__WORK TO DO__.
Pick out the lines below that contain the string "name" and copy them all.
--- start of RECORDS SHOWN ---
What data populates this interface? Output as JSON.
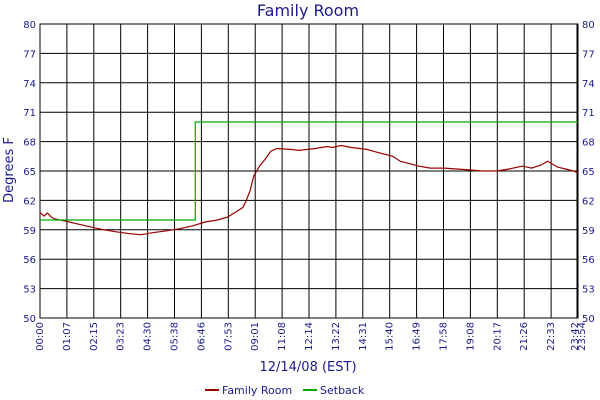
{
  "chart_data": {
    "type": "line",
    "title": "Family Room",
    "xlabel": "12/14/08 (EST)",
    "ylabel": "Degrees F",
    "x_unit": "time of day (HH:MM)",
    "xlim": [
      "00:00",
      "23:54"
    ],
    "ylim": [
      50,
      80
    ],
    "y_ticks": [
      50,
      53,
      56,
      59,
      62,
      65,
      68,
      71,
      74,
      77,
      80
    ],
    "x_tick_labels": [
      "00:00",
      "01:07",
      "02:15",
      "03:23",
      "04:30",
      "05:38",
      "06:46",
      "07:53",
      "09:01",
      "11:08",
      "12:14",
      "13:22",
      "14:31",
      "15:40",
      "16:49",
      "17:58",
      "19:08",
      "20:17",
      "21:26",
      "22:33",
      "23:42",
      "23:54"
    ],
    "grid": true,
    "legend_position": "bottom",
    "series": [
      {
        "name": "Family Room",
        "color": "#990000",
        "x": [
          "00:00",
          "00:10",
          "00:20",
          "00:30",
          "00:40",
          "01:07",
          "01:40",
          "02:15",
          "02:50",
          "03:23",
          "04:00",
          "04:30",
          "05:00",
          "05:38",
          "06:10",
          "06:46",
          "07:20",
          "07:53",
          "08:20",
          "08:45",
          "09:01",
          "09:10",
          "09:20",
          "09:30",
          "09:45",
          "10:00",
          "10:15",
          "10:30",
          "11:08",
          "11:30",
          "12:14",
          "12:45",
          "13:00",
          "13:22",
          "13:50",
          "14:31",
          "15:00",
          "15:40",
          "16:00",
          "16:49",
          "17:20",
          "17:58",
          "18:30",
          "19:08",
          "19:40",
          "20:17",
          "20:50",
          "21:26",
          "21:50",
          "22:15",
          "22:33",
          "23:00",
          "23:42",
          "23:54"
        ],
        "y": [
          60.8,
          60.4,
          60.7,
          60.3,
          60.1,
          59.9,
          59.6,
          59.3,
          59.0,
          58.8,
          58.6,
          58.5,
          58.7,
          58.9,
          59.1,
          59.4,
          59.8,
          60.0,
          60.3,
          60.9,
          61.3,
          62.0,
          63.0,
          64.5,
          65.5,
          66.2,
          67.0,
          67.3,
          67.2,
          67.1,
          67.3,
          67.5,
          67.4,
          67.6,
          67.4,
          67.2,
          66.9,
          66.5,
          66.0,
          65.5,
          65.3,
          65.3,
          65.2,
          65.1,
          65.0,
          65.0,
          65.2,
          65.5,
          65.3,
          65.6,
          66.0,
          65.4,
          65.0,
          64.8
        ]
      },
      {
        "name": "Setback",
        "color": "#00aa00",
        "x": [
          "00:00",
          "06:54",
          "06:54",
          "23:54"
        ],
        "y": [
          60,
          60,
          70,
          70
        ]
      }
    ]
  }
}
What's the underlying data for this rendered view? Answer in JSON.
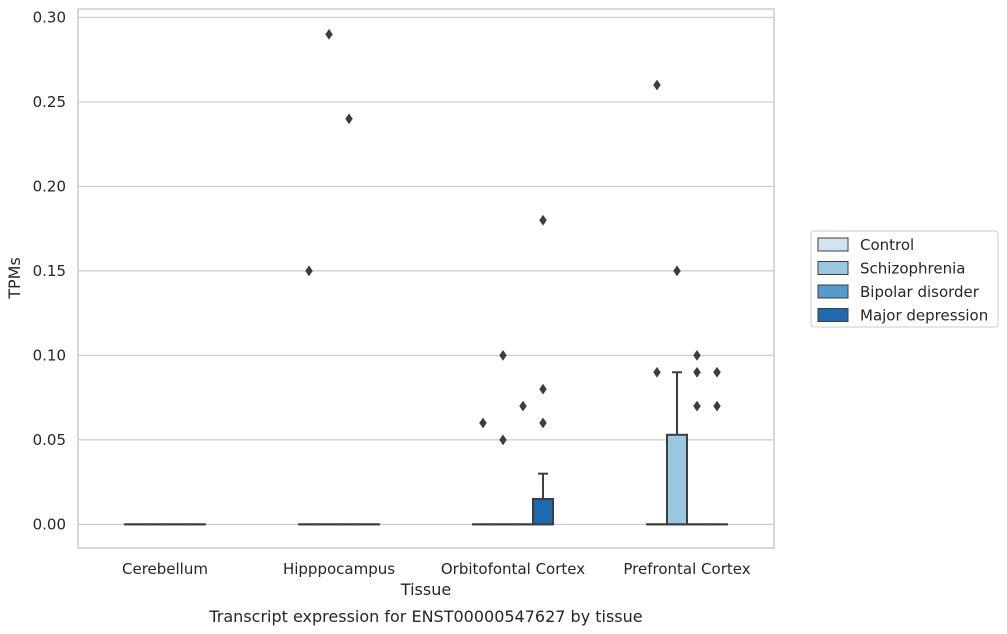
{
  "chart_data": {
    "type": "box",
    "xlabel": "Tissue",
    "ylabel": "TPMs",
    "caption": "Transcript expression for ENST00000547627 by tissue",
    "ylim": [
      -0.014,
      0.305
    ],
    "yticks": [
      0.0,
      0.05,
      0.1,
      0.15,
      0.2,
      0.25,
      0.3
    ],
    "ytick_labels": [
      "0.00",
      "0.05",
      "0.10",
      "0.15",
      "0.20",
      "0.25",
      "0.30"
    ],
    "grid": "horizontal",
    "legend_position": "right",
    "categories": [
      "Cerebellum",
      "Hipppocampus",
      "Orbitofontal Cortex",
      "Prefrontal Cortex"
    ],
    "series": [
      {
        "name": "Control",
        "color": "#d2e3f3"
      },
      {
        "name": "Schizophrenia",
        "color": "#9ac8e0"
      },
      {
        "name": "Bipolar disorder",
        "color": "#529dcc"
      },
      {
        "name": "Major depression",
        "color": "#1c6aaf"
      }
    ],
    "boxes": [
      {
        "category": "Cerebellum",
        "series": "Control",
        "q1": 0,
        "median": 0,
        "q3": 0,
        "whisker_low": 0,
        "whisker_high": 0,
        "outliers": []
      },
      {
        "category": "Cerebellum",
        "series": "Schizophrenia",
        "q1": 0,
        "median": 0,
        "q3": 0,
        "whisker_low": 0,
        "whisker_high": 0,
        "outliers": []
      },
      {
        "category": "Cerebellum",
        "series": "Bipolar disorder",
        "q1": 0,
        "median": 0,
        "q3": 0,
        "whisker_low": 0,
        "whisker_high": 0,
        "outliers": []
      },
      {
        "category": "Cerebellum",
        "series": "Major depression",
        "q1": 0,
        "median": 0,
        "q3": 0,
        "whisker_low": 0,
        "whisker_high": 0,
        "outliers": []
      },
      {
        "category": "Hipppocampus",
        "series": "Control",
        "q1": 0,
        "median": 0,
        "q3": 0,
        "whisker_low": 0,
        "whisker_high": 0,
        "outliers": [
          0.15
        ]
      },
      {
        "category": "Hipppocampus",
        "series": "Schizophrenia",
        "q1": 0,
        "median": 0,
        "q3": 0,
        "whisker_low": 0,
        "whisker_high": 0,
        "outliers": [
          0.29
        ]
      },
      {
        "category": "Hipppocampus",
        "series": "Bipolar disorder",
        "q1": 0,
        "median": 0,
        "q3": 0,
        "whisker_low": 0,
        "whisker_high": 0,
        "outliers": [
          0.24
        ]
      },
      {
        "category": "Hipppocampus",
        "series": "Major depression",
        "q1": 0,
        "median": 0,
        "q3": 0,
        "whisker_low": 0,
        "whisker_high": 0,
        "outliers": []
      },
      {
        "category": "Orbitofontal Cortex",
        "series": "Control",
        "q1": 0,
        "median": 0,
        "q3": 0,
        "whisker_low": 0,
        "whisker_high": 0,
        "outliers": [
          0.06
        ]
      },
      {
        "category": "Orbitofontal Cortex",
        "series": "Schizophrenia",
        "q1": 0,
        "median": 0,
        "q3": 0,
        "whisker_low": 0,
        "whisker_high": 0,
        "outliers": [
          0.1,
          0.05
        ]
      },
      {
        "category": "Orbitofontal Cortex",
        "series": "Bipolar disorder",
        "q1": 0,
        "median": 0,
        "q3": 0,
        "whisker_low": 0,
        "whisker_high": 0,
        "outliers": [
          0.07
        ]
      },
      {
        "category": "Orbitofontal Cortex",
        "series": "Major depression",
        "q1": 0,
        "median": 0,
        "q3": 0.015,
        "whisker_low": 0,
        "whisker_high": 0.03,
        "outliers": [
          0.18,
          0.08,
          0.06
        ]
      },
      {
        "category": "Prefrontal Cortex",
        "series": "Control",
        "q1": 0,
        "median": 0,
        "q3": 0,
        "whisker_low": 0,
        "whisker_high": 0,
        "outliers": [
          0.26,
          0.09
        ]
      },
      {
        "category": "Prefrontal Cortex",
        "series": "Schizophrenia",
        "q1": 0,
        "median": 0,
        "q3": 0.053,
        "whisker_low": 0,
        "whisker_high": 0.09,
        "outliers": [
          0.15
        ]
      },
      {
        "category": "Prefrontal Cortex",
        "series": "Bipolar disorder",
        "q1": 0,
        "median": 0,
        "q3": 0,
        "whisker_low": 0,
        "whisker_high": 0,
        "outliers": [
          0.1,
          0.09,
          0.07
        ]
      },
      {
        "category": "Prefrontal Cortex",
        "series": "Major depression",
        "q1": 0,
        "median": 0,
        "q3": 0,
        "whisker_low": 0,
        "whisker_high": 0,
        "outliers": [
          0.09,
          0.07
        ]
      }
    ]
  }
}
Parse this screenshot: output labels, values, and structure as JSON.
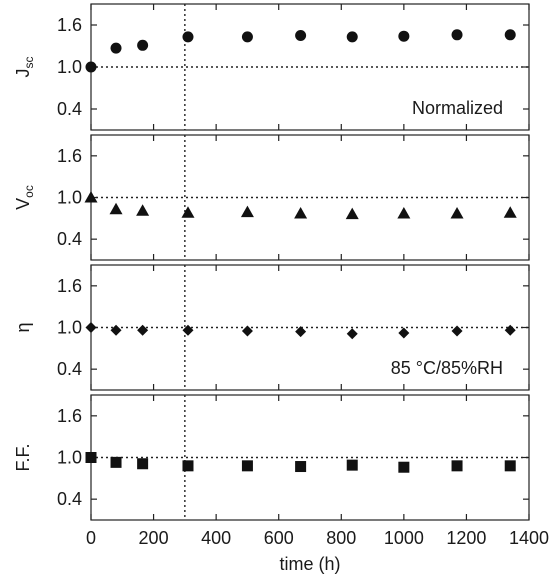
{
  "chart_data": {
    "type": "scatter",
    "layout": "four vertically stacked panels sharing the x axis",
    "xlabel": "time (h)",
    "x_ticks": [
      "0",
      "200",
      "400",
      "600",
      "800",
      "1000",
      "1200",
      "1400"
    ],
    "xlim": [
      0,
      1400
    ],
    "ylim": [
      0.1,
      1.9
    ],
    "y_ticks": [
      "0.4",
      "1.0",
      "1.6"
    ],
    "reference_line_y": 1.0,
    "reference_line_x": 300,
    "color": "#111111",
    "panels": [
      {
        "ylabel_main": "J",
        "ylabel_sub": "sc",
        "marker": "circle",
        "annotation": "Normalized",
        "annotation_position": "bottom-right",
        "x": [
          0,
          80,
          165,
          310,
          500,
          670,
          835,
          1000,
          1170,
          1340
        ],
        "y": [
          1.0,
          1.27,
          1.31,
          1.43,
          1.43,
          1.45,
          1.43,
          1.44,
          1.46,
          1.46
        ]
      },
      {
        "ylabel_main": "V",
        "ylabel_sub": "oc",
        "marker": "triangle",
        "annotation": "",
        "x": [
          0,
          80,
          165,
          310,
          500,
          670,
          835,
          1000,
          1170,
          1340
        ],
        "y": [
          1.0,
          0.83,
          0.81,
          0.78,
          0.79,
          0.77,
          0.76,
          0.77,
          0.77,
          0.78
        ]
      },
      {
        "ylabel_main": "η",
        "ylabel_sub": "",
        "marker": "diamond",
        "annotation": "85 °C/85%RH",
        "annotation_position": "bottom-right",
        "x": [
          0,
          80,
          165,
          310,
          500,
          670,
          835,
          1000,
          1170,
          1340
        ],
        "y": [
          1.0,
          0.96,
          0.96,
          0.96,
          0.95,
          0.94,
          0.91,
          0.92,
          0.95,
          0.96
        ]
      },
      {
        "ylabel_main": "F.F.",
        "ylabel_sub": "",
        "marker": "square",
        "annotation": "",
        "x": [
          0,
          80,
          165,
          310,
          500,
          670,
          835,
          1000,
          1170,
          1340
        ],
        "y": [
          1.0,
          0.93,
          0.91,
          0.88,
          0.88,
          0.87,
          0.89,
          0.86,
          0.88,
          0.88
        ]
      }
    ]
  }
}
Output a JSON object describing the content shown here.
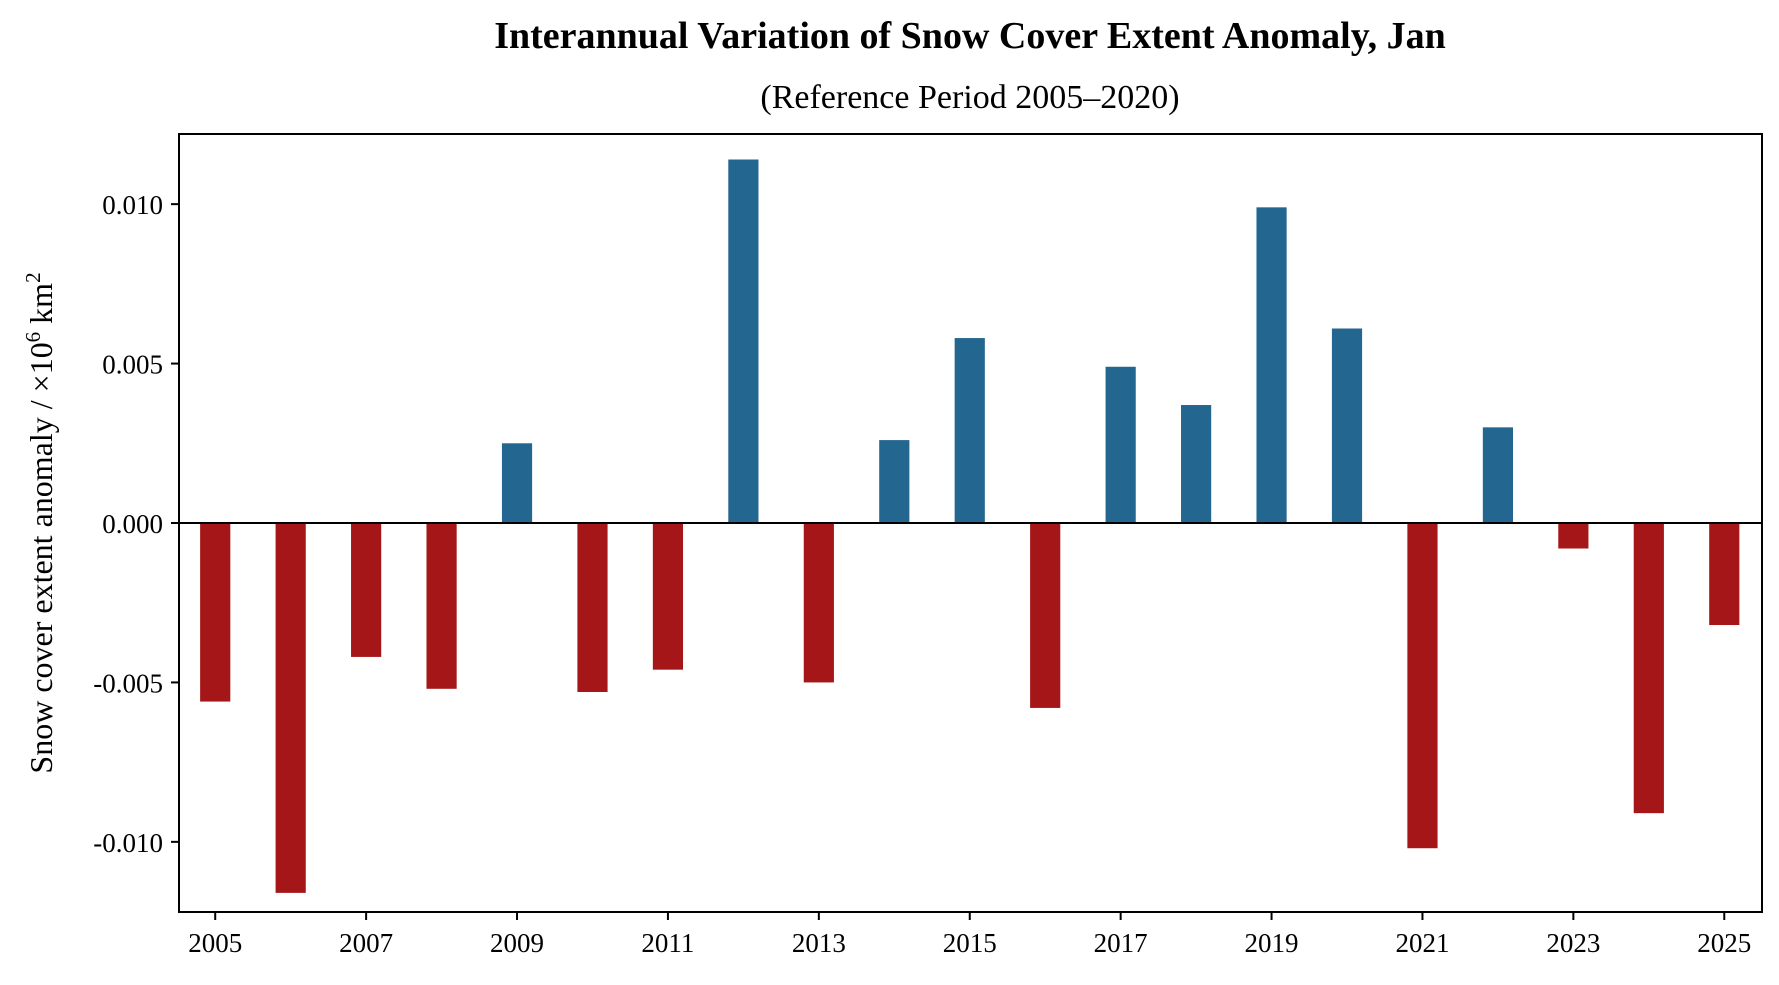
{
  "chart_data": {
    "type": "bar",
    "title": "Interannual Variation of Snow Cover Extent Anomaly, Jan",
    "subtitle": "(Reference Period 2005–2020)",
    "xlabel": "",
    "ylabel": "Snow cover extent anomaly / ×10",
    "ylabel_sup1": "6",
    "ylabel_mid": " km",
    "ylabel_sup2": "2",
    "categories": [
      2005,
      2006,
      2007,
      2008,
      2009,
      2010,
      2011,
      2012,
      2013,
      2014,
      2015,
      2016,
      2017,
      2018,
      2019,
      2020,
      2021,
      2022,
      2023,
      2024,
      2025
    ],
    "values": [
      -0.0056,
      -0.0116,
      -0.0042,
      -0.0052,
      0.0025,
      -0.0053,
      -0.0046,
      0.0114,
      -0.005,
      0.0026,
      0.0058,
      -0.0058,
      0.0049,
      0.0037,
      0.0099,
      0.0061,
      -0.0102,
      0.003,
      -0.0008,
      -0.0091,
      -0.0032
    ],
    "xlim": [
      2004.52,
      2025.5
    ],
    "ylim": [
      -0.0122,
      0.0122
    ],
    "xticks": [
      2005,
      2007,
      2009,
      2011,
      2013,
      2015,
      2017,
      2019,
      2021,
      2023,
      2025
    ],
    "xtick_labels": [
      "2005",
      "2007",
      "2009",
      "2011",
      "2013",
      "2015",
      "2017",
      "2019",
      "2021",
      "2023",
      "2025"
    ],
    "yticks": [
      -0.01,
      -0.005,
      0,
      0.005,
      0.01
    ],
    "ytick_labels": [
      "-0.010",
      "-0.005",
      "0.000",
      "0.005",
      "0.010"
    ],
    "bar_width": 0.4,
    "grid": false,
    "colors": {
      "positive": "#23668f",
      "negative": "#a51618"
    }
  }
}
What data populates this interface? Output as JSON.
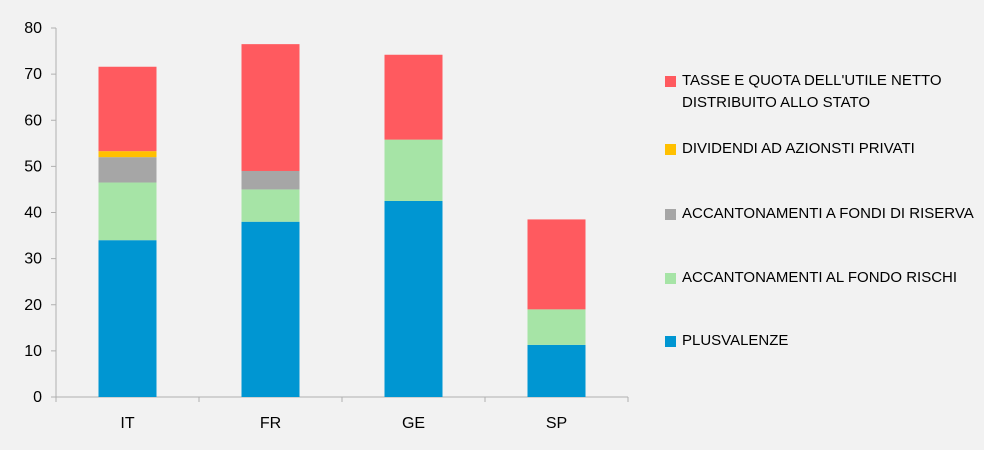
{
  "chart_data": {
    "type": "bar",
    "stacked": true,
    "categories": [
      "IT",
      "FR",
      "GE",
      "SP"
    ],
    "ylim": [
      0,
      80
    ],
    "yticks": [
      0,
      10,
      20,
      30,
      40,
      50,
      60,
      70,
      80
    ],
    "grid": false,
    "legend_position": "right",
    "series": [
      {
        "name": "PLUSVALENZE",
        "color": "#0096D2",
        "values": [
          34,
          38,
          42.5,
          11.3
        ]
      },
      {
        "name": "ACCANTONAMENTI AL FONDO RISCHI",
        "color": "#A6E4A6",
        "values": [
          12.5,
          7,
          13.3,
          7.7
        ]
      },
      {
        "name": "ACCANTONAMENTI A FONDI DI RISERVA",
        "color": "#A6A6A6",
        "values": [
          5.5,
          4,
          0,
          0
        ]
      },
      {
        "name": "DIVIDENDI AD AZIONSTI PRIVATI",
        "color": "#FFC000",
        "values": [
          1.3,
          0,
          0,
          0
        ]
      },
      {
        "name": "TASSE E QUOTA DELL'UTILE NETTO\nDISTRIBUITO ALLO STATO",
        "color": "#FF5A5F",
        "values": [
          18.3,
          27.5,
          18.4,
          19.5
        ]
      }
    ]
  }
}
--- end of RECORDS SHOWN ---
__SOLUTION__.
        "name": "Family Room",
        "name": "Setback",
        "name": "Control",
        "name": "Schizophrenia",
        "name": "Bipolar disorder",
        "name": "Major depression",
        "name": "PLUSVALENZE",
        "name": "ACCANTONAMENTI AL FONDO RISCHI",
        "name": "ACCANTONAMENTI A FONDI DI RISERVA",
        "name": "DIVIDENDI AD AZIONSTI PRIVATI",
        "name": "TASSE E QUOTA DELL'UTILE NETTO\nDISTRIBUITO ALLO STATO",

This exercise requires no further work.